» DIRECTION: Below are the records. List every line holding the word "adott".

» DATA ROWS:
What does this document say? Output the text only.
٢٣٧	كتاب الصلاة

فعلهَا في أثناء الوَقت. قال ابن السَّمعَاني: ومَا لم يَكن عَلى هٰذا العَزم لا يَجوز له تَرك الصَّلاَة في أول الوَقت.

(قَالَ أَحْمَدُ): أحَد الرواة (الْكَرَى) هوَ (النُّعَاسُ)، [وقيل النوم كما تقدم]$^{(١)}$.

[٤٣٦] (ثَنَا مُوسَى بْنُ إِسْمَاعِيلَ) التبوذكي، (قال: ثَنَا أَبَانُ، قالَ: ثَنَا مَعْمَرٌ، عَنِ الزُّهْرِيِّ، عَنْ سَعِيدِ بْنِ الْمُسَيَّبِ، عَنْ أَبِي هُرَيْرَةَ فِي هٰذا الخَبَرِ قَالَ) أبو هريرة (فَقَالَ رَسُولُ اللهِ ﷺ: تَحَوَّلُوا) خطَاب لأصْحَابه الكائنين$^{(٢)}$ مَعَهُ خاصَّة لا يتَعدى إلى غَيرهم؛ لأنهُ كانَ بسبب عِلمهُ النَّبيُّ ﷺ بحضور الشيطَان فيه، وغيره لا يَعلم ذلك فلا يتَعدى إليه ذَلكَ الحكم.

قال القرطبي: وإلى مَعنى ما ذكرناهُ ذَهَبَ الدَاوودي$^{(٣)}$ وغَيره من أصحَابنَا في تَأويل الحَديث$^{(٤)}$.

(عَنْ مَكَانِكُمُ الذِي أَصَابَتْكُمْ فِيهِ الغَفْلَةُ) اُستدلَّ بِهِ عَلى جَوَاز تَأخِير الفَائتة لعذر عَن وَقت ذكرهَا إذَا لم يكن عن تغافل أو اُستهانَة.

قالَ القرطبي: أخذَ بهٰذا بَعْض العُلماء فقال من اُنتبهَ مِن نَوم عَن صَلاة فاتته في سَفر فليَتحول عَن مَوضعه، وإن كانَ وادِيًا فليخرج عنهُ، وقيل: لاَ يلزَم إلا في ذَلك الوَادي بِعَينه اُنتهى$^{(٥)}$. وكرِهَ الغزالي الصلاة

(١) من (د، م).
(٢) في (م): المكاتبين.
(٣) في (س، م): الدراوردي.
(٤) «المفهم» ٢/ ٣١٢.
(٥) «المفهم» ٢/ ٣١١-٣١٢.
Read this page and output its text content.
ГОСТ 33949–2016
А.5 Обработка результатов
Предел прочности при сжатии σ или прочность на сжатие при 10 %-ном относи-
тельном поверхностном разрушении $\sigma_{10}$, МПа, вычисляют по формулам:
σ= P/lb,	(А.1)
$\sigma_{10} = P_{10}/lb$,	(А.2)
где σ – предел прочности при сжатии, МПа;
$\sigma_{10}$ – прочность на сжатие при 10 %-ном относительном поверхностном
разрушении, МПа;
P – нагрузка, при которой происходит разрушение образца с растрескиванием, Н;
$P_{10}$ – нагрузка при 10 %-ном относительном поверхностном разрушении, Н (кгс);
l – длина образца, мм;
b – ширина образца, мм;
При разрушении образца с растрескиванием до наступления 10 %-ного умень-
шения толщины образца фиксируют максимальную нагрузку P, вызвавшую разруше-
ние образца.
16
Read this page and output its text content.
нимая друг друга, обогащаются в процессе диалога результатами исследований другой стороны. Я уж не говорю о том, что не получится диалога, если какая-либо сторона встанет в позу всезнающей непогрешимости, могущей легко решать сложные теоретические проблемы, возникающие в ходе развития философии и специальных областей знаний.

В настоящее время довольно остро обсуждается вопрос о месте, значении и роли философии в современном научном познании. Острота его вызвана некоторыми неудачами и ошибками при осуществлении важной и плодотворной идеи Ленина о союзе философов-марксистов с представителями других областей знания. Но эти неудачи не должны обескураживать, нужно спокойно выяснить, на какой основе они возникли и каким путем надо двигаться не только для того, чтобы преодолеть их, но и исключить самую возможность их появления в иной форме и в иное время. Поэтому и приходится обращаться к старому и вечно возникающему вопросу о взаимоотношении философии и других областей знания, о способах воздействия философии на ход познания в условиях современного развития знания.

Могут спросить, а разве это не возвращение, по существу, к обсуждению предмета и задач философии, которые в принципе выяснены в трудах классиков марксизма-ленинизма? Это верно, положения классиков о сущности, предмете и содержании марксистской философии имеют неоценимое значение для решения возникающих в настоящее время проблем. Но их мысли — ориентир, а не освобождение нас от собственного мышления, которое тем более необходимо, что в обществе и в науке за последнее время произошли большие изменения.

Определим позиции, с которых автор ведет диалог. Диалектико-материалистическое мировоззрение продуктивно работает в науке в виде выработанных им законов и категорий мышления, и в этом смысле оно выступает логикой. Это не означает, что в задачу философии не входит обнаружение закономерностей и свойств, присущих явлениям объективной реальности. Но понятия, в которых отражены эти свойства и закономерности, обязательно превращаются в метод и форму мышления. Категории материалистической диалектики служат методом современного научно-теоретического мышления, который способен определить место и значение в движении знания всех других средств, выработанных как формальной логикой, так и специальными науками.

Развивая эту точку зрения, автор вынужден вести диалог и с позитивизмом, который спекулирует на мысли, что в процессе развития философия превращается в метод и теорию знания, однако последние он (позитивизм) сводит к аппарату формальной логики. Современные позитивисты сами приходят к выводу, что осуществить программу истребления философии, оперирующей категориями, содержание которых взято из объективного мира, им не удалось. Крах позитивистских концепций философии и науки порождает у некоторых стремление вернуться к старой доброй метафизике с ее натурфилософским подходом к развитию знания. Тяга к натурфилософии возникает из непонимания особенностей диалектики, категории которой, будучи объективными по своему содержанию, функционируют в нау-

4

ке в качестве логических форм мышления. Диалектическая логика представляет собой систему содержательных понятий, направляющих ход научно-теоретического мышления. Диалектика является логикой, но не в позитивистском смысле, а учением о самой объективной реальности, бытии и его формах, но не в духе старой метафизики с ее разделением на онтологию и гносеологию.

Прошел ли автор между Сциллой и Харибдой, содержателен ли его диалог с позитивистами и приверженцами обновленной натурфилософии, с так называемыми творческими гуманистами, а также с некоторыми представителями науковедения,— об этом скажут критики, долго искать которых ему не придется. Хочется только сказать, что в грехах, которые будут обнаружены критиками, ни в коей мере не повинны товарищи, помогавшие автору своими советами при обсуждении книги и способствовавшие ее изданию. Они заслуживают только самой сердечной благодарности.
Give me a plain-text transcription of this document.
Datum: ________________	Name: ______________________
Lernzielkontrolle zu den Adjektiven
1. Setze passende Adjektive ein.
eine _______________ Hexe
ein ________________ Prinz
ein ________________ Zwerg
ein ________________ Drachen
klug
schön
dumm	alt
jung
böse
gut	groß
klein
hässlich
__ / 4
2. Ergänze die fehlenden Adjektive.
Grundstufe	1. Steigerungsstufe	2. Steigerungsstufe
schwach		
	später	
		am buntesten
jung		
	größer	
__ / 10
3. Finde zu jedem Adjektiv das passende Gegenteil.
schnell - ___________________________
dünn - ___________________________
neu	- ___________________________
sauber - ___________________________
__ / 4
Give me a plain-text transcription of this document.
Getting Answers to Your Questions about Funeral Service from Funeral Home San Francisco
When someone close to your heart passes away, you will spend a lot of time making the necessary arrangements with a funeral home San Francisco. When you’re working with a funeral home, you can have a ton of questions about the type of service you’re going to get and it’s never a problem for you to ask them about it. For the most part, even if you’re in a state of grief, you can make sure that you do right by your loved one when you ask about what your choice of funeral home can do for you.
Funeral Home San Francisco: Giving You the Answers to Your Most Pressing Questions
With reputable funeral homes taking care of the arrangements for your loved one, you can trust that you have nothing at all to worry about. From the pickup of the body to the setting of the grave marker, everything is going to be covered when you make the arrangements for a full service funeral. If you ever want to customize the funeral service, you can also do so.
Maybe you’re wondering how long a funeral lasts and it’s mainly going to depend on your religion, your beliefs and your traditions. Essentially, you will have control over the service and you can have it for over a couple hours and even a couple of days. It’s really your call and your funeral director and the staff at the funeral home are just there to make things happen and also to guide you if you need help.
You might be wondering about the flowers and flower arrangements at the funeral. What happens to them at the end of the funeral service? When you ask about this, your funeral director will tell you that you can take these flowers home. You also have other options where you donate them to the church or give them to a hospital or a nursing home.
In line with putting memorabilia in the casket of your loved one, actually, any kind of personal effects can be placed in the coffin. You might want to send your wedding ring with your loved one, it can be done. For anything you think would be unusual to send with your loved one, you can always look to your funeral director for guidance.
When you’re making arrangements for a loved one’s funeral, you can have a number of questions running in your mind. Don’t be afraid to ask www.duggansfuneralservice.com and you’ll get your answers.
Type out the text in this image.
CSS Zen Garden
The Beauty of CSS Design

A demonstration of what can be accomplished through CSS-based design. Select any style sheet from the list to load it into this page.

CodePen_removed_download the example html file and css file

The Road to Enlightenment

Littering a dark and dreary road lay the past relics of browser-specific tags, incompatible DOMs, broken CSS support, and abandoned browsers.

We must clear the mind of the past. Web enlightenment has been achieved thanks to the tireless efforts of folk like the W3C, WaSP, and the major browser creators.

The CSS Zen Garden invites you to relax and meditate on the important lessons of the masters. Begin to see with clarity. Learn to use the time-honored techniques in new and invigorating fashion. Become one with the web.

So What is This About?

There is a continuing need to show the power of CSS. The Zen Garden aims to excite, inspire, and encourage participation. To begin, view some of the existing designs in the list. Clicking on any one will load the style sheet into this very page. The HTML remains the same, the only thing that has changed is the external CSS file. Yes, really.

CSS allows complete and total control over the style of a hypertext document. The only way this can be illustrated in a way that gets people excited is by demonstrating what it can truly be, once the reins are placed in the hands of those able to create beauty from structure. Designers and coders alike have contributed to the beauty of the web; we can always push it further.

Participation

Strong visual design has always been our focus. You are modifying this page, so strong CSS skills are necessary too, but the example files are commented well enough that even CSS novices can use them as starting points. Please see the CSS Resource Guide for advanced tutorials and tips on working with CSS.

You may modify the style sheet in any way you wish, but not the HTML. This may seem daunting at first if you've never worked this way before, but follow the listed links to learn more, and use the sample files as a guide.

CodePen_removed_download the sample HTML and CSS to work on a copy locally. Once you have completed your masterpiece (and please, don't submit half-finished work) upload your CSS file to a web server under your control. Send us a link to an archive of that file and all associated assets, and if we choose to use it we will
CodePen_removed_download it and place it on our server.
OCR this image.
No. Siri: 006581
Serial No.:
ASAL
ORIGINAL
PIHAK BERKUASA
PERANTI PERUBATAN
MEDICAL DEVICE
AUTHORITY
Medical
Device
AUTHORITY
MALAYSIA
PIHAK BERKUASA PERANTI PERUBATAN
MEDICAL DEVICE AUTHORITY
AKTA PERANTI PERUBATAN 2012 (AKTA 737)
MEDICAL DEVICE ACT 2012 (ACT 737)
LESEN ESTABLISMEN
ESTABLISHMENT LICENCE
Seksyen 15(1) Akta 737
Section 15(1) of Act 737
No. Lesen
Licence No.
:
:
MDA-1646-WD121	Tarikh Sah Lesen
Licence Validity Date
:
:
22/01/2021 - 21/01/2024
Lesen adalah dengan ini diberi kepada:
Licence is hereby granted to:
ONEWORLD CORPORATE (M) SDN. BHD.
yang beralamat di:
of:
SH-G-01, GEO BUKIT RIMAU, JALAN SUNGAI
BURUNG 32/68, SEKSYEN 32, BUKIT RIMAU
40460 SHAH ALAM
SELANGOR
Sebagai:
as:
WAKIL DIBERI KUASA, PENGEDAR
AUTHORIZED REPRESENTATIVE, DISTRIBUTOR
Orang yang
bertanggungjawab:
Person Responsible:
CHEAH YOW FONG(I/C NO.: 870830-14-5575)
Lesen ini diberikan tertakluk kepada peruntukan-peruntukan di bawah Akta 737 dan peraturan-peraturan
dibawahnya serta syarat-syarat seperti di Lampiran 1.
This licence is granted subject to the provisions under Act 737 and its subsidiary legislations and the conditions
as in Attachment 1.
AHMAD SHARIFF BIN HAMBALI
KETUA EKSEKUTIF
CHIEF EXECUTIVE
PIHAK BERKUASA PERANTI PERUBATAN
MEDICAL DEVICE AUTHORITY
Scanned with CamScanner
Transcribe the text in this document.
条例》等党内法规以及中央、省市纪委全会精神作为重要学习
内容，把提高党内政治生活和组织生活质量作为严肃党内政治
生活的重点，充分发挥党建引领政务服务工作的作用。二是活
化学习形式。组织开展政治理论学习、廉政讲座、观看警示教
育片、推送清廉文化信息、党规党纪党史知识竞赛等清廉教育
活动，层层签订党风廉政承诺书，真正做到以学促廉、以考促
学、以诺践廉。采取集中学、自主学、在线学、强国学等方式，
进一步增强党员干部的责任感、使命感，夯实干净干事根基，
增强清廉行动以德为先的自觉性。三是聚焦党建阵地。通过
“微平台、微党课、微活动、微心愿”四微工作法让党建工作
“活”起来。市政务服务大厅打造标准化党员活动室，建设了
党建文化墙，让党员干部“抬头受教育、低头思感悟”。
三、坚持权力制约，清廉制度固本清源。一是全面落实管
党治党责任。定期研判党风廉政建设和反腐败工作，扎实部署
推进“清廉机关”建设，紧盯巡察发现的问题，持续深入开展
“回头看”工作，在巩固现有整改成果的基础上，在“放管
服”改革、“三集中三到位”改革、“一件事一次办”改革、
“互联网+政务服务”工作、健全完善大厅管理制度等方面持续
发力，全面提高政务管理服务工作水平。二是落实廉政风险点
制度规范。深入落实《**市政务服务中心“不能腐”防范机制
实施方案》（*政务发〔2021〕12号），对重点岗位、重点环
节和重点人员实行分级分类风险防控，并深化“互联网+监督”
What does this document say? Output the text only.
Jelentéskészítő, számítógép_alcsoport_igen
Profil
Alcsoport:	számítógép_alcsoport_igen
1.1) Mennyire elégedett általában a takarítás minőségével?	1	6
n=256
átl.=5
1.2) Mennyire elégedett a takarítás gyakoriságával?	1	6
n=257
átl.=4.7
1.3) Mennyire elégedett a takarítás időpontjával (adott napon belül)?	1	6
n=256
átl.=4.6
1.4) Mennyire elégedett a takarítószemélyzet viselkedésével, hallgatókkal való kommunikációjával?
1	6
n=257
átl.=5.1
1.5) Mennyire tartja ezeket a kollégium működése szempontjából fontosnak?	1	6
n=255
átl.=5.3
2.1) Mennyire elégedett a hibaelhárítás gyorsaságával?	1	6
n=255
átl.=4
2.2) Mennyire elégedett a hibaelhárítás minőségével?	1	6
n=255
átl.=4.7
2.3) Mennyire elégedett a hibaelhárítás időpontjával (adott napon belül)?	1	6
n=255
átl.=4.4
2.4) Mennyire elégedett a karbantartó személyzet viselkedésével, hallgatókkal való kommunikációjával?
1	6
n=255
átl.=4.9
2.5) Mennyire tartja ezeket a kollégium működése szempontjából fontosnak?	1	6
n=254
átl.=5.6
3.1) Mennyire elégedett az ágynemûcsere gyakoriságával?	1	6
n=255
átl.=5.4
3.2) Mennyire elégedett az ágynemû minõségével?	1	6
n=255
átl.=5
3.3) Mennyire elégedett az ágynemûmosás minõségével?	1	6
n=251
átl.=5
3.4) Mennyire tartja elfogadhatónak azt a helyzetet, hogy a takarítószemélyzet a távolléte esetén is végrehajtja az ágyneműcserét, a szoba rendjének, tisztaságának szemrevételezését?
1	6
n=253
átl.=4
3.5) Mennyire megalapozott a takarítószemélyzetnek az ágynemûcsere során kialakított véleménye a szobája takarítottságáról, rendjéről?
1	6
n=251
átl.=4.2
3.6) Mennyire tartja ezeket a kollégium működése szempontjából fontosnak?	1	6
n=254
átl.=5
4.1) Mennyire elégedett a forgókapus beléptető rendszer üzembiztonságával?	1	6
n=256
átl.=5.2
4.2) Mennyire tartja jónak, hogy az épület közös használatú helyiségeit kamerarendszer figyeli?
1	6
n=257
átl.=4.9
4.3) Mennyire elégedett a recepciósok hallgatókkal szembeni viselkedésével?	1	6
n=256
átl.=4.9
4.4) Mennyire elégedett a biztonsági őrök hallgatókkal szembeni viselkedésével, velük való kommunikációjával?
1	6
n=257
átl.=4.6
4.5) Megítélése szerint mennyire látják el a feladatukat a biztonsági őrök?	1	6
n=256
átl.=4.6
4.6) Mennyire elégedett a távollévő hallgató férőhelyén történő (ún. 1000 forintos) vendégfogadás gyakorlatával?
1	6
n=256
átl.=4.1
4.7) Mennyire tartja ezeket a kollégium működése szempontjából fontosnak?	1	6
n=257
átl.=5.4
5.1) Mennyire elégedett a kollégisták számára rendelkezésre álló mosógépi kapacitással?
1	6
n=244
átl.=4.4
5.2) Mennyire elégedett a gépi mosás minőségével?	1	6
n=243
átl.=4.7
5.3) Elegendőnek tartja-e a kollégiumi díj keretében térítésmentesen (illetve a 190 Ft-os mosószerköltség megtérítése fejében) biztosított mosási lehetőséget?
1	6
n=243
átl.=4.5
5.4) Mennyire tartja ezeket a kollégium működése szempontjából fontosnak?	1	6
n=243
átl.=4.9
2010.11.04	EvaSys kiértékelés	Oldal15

» RESPONSE TO THIS EXERCISE:
1.3) Mennyire elégedett a takarítás időpontjával (adott napon belül)?	1	6
2.3) Mennyire elégedett a hibaelhárítás időpontjával (adott napon belül)?	1	6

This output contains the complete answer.